→ PROBLEM DETAILS: Lines that hold the string "screenshot" are to be counted; give only their number.

→ DATA SUPPLIED:
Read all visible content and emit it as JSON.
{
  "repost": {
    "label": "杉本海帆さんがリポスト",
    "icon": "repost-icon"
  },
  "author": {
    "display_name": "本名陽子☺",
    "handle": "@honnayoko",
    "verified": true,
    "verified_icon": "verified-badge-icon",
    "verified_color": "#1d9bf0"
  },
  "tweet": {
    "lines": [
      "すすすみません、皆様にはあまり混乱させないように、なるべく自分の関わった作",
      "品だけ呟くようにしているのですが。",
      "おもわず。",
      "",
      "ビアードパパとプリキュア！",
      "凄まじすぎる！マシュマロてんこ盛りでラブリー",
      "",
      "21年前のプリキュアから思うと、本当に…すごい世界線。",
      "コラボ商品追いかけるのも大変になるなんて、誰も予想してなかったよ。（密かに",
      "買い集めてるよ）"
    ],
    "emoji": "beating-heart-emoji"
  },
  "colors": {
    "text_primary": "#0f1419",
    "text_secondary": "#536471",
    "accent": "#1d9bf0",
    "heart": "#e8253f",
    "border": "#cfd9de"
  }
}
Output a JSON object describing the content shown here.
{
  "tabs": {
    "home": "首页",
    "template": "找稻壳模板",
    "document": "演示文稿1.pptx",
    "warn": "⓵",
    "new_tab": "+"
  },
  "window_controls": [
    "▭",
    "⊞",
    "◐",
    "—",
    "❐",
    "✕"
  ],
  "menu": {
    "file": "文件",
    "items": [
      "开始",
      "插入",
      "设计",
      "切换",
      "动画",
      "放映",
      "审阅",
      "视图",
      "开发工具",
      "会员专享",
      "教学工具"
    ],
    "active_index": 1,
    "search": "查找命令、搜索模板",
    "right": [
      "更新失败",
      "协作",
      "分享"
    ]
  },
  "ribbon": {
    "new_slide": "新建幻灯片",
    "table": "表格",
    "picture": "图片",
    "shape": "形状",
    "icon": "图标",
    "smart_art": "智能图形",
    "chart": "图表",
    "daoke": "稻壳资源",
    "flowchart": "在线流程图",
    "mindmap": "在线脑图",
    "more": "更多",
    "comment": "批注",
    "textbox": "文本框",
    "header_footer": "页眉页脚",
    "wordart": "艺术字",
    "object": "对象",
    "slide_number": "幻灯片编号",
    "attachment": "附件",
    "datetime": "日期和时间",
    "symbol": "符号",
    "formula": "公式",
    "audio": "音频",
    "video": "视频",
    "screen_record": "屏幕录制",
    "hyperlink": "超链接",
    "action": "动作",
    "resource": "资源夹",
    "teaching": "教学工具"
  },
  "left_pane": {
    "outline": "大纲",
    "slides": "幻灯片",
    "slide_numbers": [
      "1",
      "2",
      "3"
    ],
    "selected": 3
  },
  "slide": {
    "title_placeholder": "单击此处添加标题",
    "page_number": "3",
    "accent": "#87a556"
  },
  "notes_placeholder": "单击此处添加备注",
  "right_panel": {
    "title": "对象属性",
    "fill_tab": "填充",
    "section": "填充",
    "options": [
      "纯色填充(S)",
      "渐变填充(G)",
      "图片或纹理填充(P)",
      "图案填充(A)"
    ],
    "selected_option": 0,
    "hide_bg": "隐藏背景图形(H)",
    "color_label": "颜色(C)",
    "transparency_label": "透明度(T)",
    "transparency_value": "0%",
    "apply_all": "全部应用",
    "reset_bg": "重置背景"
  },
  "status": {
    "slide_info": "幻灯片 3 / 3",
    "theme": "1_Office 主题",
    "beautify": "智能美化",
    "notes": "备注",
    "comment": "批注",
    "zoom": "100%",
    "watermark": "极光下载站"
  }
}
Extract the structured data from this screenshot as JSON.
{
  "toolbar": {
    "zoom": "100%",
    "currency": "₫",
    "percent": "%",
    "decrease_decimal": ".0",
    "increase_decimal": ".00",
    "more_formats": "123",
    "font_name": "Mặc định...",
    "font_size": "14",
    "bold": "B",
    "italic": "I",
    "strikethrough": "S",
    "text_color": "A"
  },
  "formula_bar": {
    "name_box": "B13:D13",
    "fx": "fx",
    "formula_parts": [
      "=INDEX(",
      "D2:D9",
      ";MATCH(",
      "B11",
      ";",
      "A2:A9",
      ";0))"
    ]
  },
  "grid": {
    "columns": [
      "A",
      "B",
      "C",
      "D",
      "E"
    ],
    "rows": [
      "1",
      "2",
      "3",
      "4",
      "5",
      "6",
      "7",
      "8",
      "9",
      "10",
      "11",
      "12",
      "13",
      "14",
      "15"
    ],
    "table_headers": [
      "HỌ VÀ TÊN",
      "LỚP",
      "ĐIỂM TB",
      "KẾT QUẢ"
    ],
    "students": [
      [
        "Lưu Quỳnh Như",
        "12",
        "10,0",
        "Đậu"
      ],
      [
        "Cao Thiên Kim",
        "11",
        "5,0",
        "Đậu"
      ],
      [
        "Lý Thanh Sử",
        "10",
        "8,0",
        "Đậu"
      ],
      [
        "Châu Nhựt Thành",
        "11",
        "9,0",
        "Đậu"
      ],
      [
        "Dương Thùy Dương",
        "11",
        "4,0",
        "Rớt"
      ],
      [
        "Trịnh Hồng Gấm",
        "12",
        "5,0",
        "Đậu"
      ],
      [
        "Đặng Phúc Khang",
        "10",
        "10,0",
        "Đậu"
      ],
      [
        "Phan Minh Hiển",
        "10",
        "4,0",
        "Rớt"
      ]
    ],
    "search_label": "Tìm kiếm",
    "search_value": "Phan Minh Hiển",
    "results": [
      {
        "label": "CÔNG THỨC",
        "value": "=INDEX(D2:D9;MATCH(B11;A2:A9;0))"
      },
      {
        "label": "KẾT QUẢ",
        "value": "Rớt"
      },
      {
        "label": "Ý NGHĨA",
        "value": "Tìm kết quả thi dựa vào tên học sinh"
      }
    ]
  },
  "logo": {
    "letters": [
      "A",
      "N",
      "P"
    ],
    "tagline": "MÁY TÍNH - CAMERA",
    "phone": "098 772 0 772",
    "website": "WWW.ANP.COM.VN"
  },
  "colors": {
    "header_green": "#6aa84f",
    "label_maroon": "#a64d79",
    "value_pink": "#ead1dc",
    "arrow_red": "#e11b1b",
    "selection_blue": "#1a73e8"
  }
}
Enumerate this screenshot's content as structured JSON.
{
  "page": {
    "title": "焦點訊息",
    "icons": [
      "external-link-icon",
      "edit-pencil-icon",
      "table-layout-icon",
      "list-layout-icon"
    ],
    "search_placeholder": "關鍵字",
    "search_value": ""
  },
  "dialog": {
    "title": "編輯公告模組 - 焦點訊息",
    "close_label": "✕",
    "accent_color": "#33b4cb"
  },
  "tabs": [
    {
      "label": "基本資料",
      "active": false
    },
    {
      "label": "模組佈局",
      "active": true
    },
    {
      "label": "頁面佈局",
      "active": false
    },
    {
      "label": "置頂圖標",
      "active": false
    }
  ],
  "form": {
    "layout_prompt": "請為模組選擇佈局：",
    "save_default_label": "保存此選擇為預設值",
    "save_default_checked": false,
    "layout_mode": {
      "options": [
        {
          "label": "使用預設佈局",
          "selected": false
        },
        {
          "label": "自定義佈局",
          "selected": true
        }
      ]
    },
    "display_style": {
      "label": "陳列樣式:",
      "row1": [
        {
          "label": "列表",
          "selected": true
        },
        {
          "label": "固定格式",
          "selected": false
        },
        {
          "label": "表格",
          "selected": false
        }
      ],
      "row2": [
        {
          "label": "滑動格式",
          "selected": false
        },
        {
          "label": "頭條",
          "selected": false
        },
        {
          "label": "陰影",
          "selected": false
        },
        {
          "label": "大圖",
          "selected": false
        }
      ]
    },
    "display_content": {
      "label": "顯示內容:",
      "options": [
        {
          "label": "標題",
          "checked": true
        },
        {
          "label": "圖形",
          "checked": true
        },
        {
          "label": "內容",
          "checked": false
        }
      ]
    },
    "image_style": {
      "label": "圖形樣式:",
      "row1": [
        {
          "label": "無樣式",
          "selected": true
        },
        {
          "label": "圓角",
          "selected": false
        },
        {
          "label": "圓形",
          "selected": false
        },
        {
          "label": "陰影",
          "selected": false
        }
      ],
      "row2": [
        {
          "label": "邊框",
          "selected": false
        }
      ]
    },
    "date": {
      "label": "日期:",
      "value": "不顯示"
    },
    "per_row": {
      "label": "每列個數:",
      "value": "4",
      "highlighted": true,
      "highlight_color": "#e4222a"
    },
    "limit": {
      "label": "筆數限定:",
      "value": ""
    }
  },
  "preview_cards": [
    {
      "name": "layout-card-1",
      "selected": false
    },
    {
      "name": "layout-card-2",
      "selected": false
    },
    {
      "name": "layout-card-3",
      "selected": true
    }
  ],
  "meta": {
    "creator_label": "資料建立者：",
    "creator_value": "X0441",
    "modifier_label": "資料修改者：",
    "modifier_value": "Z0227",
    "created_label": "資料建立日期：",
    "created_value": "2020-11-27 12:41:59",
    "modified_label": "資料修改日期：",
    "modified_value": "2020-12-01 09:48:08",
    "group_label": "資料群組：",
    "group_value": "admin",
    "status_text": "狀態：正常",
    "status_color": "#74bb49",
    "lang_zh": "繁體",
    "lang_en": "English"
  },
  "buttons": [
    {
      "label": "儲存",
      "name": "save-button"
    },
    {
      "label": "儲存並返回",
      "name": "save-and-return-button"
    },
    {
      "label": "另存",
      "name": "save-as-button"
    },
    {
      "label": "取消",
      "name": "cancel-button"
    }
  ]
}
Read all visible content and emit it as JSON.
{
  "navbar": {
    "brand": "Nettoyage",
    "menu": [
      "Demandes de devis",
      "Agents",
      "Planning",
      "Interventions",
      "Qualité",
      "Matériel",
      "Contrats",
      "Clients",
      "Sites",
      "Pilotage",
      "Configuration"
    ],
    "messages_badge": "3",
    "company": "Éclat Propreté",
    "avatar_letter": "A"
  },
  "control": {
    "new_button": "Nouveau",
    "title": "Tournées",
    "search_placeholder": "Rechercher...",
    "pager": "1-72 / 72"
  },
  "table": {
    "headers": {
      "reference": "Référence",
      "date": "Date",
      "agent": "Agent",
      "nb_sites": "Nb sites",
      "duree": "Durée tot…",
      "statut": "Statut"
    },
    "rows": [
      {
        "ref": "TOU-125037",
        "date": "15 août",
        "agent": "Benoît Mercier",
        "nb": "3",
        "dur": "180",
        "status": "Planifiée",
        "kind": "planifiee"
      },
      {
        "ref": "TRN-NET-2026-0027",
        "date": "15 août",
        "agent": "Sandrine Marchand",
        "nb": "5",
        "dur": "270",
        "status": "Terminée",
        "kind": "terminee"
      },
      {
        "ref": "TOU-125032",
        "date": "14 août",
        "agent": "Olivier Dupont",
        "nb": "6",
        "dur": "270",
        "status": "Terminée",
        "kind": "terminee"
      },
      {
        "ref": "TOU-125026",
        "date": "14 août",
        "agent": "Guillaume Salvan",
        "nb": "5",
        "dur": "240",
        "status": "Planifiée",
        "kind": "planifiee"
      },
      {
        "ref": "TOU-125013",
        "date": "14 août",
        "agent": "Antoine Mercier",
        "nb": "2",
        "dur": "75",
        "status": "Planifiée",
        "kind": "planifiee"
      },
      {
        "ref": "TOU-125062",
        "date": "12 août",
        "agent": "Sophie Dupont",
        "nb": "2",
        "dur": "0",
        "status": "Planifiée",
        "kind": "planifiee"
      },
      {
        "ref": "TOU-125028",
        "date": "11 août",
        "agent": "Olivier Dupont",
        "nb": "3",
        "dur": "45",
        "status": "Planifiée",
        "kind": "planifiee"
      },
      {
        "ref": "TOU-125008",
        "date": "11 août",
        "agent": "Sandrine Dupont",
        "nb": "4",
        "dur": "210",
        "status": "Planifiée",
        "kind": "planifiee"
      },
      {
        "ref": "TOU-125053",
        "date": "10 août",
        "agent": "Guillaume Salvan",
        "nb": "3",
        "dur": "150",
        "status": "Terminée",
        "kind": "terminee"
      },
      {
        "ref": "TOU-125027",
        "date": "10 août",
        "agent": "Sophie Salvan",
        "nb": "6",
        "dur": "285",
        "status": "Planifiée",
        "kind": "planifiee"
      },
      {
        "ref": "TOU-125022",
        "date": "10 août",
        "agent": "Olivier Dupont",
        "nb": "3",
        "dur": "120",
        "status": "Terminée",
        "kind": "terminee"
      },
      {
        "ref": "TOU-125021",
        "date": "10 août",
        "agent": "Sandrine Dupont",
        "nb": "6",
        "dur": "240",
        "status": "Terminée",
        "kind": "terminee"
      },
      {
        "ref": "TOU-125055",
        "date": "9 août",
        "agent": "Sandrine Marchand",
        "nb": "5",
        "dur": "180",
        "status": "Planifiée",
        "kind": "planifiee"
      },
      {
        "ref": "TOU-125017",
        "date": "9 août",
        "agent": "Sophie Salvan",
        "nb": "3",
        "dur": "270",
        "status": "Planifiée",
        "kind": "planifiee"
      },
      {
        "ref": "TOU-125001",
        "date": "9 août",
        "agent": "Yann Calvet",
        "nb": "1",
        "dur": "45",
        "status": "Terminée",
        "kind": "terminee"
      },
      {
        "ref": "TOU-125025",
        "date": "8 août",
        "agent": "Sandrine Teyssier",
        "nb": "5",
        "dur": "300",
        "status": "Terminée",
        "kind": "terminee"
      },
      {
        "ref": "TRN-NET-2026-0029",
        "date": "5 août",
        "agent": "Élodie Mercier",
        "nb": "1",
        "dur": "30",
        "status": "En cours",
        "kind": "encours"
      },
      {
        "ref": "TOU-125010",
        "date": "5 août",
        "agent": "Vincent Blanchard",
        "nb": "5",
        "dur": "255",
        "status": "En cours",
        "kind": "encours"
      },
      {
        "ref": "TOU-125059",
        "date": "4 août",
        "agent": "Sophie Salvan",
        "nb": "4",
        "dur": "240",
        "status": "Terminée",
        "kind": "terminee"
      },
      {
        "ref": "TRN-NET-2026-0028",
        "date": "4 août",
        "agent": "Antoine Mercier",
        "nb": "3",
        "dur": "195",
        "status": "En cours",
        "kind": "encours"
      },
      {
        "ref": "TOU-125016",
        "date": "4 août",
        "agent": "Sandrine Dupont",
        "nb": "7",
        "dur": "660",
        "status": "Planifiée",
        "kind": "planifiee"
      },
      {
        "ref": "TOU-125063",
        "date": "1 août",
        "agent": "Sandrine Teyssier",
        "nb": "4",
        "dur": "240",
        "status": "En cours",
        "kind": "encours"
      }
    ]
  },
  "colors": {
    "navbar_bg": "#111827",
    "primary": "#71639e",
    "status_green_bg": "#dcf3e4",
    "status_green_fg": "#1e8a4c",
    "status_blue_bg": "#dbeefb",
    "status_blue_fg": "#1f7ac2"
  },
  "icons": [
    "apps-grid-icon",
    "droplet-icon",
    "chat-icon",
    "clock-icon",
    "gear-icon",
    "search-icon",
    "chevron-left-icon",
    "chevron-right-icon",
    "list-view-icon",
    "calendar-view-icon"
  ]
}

→ EXPECTED OUTPUT: 2